*** Task inputs
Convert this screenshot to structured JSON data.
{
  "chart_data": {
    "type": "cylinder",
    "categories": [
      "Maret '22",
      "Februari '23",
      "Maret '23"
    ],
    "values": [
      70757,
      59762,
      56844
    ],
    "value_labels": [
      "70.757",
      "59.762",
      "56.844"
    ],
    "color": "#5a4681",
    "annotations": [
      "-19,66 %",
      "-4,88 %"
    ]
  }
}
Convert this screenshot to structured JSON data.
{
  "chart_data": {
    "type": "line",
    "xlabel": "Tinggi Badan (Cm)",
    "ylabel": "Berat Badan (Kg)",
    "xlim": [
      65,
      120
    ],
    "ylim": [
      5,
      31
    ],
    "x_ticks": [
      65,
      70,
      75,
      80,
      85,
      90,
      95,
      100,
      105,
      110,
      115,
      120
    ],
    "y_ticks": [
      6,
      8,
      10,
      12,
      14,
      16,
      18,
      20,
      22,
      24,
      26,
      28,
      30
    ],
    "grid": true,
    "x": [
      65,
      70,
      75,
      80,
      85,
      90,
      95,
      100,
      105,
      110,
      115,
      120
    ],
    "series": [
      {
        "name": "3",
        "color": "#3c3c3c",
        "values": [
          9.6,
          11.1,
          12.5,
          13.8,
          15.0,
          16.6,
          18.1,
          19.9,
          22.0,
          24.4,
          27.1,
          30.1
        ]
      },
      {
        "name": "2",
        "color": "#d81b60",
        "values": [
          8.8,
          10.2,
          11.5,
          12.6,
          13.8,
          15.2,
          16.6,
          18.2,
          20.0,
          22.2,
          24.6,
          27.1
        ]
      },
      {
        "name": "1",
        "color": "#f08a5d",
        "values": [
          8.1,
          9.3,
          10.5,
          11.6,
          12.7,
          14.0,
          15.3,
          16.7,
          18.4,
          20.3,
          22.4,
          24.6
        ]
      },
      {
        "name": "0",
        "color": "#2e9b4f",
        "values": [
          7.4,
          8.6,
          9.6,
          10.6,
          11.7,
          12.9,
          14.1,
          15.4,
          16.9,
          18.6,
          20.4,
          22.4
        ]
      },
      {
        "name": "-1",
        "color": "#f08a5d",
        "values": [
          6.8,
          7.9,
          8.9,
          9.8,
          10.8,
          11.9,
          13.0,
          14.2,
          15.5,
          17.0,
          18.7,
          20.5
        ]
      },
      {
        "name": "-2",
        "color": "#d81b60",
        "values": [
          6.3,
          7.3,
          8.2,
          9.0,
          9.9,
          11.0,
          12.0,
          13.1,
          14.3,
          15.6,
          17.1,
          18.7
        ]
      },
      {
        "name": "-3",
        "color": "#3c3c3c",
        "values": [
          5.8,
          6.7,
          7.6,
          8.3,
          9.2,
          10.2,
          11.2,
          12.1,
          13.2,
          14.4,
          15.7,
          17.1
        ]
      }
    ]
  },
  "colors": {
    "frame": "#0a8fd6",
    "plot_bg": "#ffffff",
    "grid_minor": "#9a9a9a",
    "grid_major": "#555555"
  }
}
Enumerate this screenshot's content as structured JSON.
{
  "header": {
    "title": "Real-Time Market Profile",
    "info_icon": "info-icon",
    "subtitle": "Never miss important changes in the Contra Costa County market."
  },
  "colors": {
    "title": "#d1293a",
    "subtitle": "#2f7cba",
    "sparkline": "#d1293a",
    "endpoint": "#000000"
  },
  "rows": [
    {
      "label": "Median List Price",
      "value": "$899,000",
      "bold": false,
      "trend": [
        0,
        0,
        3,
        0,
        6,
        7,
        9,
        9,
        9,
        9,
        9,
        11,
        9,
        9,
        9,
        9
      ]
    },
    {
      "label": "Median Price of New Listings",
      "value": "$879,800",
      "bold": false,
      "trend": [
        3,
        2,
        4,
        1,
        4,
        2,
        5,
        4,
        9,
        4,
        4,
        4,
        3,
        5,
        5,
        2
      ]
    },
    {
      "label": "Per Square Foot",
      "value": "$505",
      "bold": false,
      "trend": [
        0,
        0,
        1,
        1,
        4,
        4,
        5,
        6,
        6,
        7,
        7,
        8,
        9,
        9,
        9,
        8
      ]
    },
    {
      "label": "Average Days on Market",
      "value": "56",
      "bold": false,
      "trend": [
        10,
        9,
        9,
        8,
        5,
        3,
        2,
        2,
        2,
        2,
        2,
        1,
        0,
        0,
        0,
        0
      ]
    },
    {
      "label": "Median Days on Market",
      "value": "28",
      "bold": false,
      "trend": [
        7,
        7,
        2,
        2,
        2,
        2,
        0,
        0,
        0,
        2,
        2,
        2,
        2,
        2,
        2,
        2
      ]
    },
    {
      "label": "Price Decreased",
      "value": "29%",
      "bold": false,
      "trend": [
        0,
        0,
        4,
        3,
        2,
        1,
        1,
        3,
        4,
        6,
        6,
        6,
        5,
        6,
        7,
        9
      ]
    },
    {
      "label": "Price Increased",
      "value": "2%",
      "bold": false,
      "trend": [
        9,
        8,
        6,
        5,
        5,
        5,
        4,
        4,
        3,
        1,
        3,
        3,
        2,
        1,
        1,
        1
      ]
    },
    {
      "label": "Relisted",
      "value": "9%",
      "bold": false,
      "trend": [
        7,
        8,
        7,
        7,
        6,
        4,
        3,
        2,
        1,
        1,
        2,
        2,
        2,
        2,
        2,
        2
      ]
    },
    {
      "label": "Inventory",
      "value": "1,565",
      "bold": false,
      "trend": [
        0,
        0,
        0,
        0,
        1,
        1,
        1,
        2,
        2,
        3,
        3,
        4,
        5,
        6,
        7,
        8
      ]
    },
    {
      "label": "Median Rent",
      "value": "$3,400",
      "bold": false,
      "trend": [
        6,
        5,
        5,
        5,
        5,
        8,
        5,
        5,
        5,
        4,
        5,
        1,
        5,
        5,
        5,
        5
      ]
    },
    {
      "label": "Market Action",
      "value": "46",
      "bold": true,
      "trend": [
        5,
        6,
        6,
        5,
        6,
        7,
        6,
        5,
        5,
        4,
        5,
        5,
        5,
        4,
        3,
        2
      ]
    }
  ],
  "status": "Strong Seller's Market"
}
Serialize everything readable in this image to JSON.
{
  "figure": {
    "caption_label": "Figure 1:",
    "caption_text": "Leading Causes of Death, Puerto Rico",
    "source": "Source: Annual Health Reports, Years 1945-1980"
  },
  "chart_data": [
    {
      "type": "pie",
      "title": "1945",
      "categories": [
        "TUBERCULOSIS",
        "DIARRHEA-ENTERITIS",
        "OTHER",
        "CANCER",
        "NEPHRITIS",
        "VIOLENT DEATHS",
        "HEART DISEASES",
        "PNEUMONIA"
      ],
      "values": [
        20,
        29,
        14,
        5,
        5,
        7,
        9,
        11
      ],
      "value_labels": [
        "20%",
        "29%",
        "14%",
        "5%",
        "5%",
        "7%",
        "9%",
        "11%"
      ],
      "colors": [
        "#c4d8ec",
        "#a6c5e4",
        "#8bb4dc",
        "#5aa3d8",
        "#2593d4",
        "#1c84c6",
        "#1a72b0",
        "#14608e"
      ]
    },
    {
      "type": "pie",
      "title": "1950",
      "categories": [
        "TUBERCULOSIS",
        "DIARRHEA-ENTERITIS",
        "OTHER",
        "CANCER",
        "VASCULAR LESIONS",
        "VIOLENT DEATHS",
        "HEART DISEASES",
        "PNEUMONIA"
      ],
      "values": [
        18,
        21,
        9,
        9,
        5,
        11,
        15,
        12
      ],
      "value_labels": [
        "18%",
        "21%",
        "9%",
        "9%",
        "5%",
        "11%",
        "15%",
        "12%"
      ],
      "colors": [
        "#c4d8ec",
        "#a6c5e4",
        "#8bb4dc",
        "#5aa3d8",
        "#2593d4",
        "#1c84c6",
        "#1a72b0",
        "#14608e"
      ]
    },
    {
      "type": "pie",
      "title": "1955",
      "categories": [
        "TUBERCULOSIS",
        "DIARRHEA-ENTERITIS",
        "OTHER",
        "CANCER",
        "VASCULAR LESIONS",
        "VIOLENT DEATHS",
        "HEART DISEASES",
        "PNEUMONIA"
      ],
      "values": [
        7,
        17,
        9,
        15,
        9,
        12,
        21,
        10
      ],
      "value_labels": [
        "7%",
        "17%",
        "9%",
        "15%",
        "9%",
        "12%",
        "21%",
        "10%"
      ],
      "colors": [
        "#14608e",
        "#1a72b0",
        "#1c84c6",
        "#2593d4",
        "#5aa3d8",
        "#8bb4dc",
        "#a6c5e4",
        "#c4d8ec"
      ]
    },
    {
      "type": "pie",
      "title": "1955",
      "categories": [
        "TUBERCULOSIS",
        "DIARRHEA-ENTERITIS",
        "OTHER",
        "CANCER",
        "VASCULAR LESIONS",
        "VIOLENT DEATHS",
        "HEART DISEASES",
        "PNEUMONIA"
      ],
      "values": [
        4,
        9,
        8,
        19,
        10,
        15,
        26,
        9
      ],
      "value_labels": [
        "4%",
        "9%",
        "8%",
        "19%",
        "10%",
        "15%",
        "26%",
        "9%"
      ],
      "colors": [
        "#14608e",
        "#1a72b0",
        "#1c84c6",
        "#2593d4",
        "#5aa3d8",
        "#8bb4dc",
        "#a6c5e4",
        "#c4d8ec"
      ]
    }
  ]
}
******
Task to complete> Look through the data and gather every line with the string "Median" in it.

Full solution>
      "label": "Median List Price",
      "label": "Median Price of New Listings",
      "label": "Median Days on Market",
      "label": "Median Rent",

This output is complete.